_What you should do:_
Transcribe the records below exactly.

_Input material:_
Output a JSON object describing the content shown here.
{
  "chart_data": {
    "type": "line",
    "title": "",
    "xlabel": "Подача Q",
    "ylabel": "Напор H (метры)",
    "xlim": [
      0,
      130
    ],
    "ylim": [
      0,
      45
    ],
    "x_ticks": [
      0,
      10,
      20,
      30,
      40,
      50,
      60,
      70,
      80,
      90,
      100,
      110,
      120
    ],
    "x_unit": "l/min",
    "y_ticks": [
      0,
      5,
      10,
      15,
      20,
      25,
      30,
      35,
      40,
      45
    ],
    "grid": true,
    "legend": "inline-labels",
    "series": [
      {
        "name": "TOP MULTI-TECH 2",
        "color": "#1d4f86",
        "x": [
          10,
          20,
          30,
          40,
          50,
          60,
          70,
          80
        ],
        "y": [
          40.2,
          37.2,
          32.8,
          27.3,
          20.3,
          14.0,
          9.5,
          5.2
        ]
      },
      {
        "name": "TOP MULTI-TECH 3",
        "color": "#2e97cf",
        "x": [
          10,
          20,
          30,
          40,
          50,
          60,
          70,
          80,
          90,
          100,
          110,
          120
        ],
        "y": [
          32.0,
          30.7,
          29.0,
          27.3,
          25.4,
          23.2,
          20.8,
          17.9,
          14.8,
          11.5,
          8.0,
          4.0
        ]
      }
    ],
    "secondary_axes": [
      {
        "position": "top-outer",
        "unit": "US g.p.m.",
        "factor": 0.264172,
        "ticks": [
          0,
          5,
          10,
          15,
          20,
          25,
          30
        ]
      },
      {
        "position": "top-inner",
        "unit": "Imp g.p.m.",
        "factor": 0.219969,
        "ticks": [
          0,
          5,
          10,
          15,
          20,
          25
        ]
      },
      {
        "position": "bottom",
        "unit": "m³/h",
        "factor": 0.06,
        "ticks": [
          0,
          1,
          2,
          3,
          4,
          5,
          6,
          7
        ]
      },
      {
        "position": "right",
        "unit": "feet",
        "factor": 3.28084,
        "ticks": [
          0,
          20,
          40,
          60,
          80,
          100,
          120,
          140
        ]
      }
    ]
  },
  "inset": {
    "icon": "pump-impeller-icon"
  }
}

_Result of this task:_
Output a JSON object describing the content shown here.
{
  "chart_data": {
    "type": "line",
    "title": "",
    "xlabel": "Подача Q",
    "ylabel": "Напор H (метры)",
    "xlim": [
      0,
      130
    ],
    "ylim": [
      0,
      45
    ],
    "x_ticks": [
      0,
      10,
      20,
      30,
      40,
      50,
      60,
      70,
      80,
      90,
      100,
      110,
      120
    ],
    "x_unit": "l/min",
    "y_ticks": [
      0,
      5,
      10,
      15,
      20,
      25,
      30,
      35,
      40,
      45
    ],
    "grid": true,
    "legend": "inline-labels",
    "series": [
      {
        "name": "TOP MULTI-TECH 2",
        "color": "#1d4f86",
        "x": [
          10,
          20,
          30,
          40,
          50,
          60,
          70,
          80
        ],
        "y": [
          40.2,
          37.2,
          32.8,
          27.3,
          20.3,
          14.0,
          9.5,
          5.2
        ]
      },
      {
        "name": "TOP MULTI-TECH 3",
        "color": "#2e97cf",
        "x": [
          10,
          20,
          30,
          40,
          50,
          60,
          70,
          80,
          90,
          100,
          110,
          120
        ],
        "y": [
          32.0,
          30.7,
          29.0,
          27.3,
          25.4,
          23.2,
          20.8,
          17.9,
          14.8,
          11.5,
          8.0,
          4.0
        ]
      }
    ],
    "secondary_axes": [
      {
        "position": "top-outer",
        "unit": "US g.p.m.",
        "factor": 0.264172,
        "ticks": [
          0,
          5,
          10,
          15,
          20,
          25,
          30
        ]
      },
      {
        "position": "top-inner",
        "unit": "Imp g.p.m.",
        "factor": 0.219969,
        "ticks": [
          0,
          5,
          10,
          15,
          20,
          25
        ]
      },
      {
        "position": "bottom",
        "unit": "m³/h",
        "factor": 0.06,
        "ticks": [
          0,
          1,
          2,
          3,
          4,
          5,
          6,
          7
        ]
      },
      {
        "position": "right",
        "unit": "feet",
        "factor": 3.28084,
        "ticks": [
          0,
          20,
          40,
          60,
          80,
          100,
          120,
          140
        ]
      }
    ]
  },
  "inset": {
    "icon": "pump-impeller-icon"
  }
}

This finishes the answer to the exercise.